** WHAT YOU NEED TO DO **
Gather the lines from the material that contain "パスワードの確認".

··· INPUT MATERIAL ···

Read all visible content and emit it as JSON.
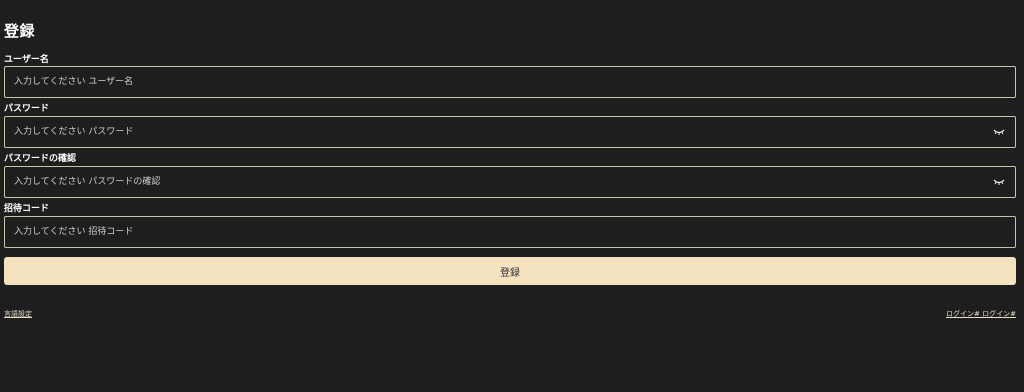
{
  "page": {
    "title": "登録"
  },
  "form": {
    "username": {
      "label": "ユーザー名",
      "placeholder": "入力してください ユーザー名",
      "value": ""
    },
    "password": {
      "label": "パスワード",
      "placeholder": "入力してください パスワード",
      "value": "",
      "icon": "eye-closed-icon"
    },
    "password_confirm": {
      "label": "パスワードの確認",
      "placeholder": "入力してください パスワードの確認",
      "value": "",
      "icon": "eye-closed-icon"
    },
    "invite_code": {
      "label": "招待コード",
      "placeholder": "入力してください 招待コード",
      "value": ""
    },
    "submit_label": "登録"
  },
  "footer": {
    "language_link": "言語設定",
    "login_link": "ログイン# ログイン#"
  },
  "colors": {
    "background": "#1e1e1e",
    "field_border": "#c9c4a6",
    "button_bg": "#f5e3bf",
    "button_text": "#2b2b2b"
  }
}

···

** REPLY **
      "label": "パスワードの確認",
      "placeholder": "入力してください パスワードの確認",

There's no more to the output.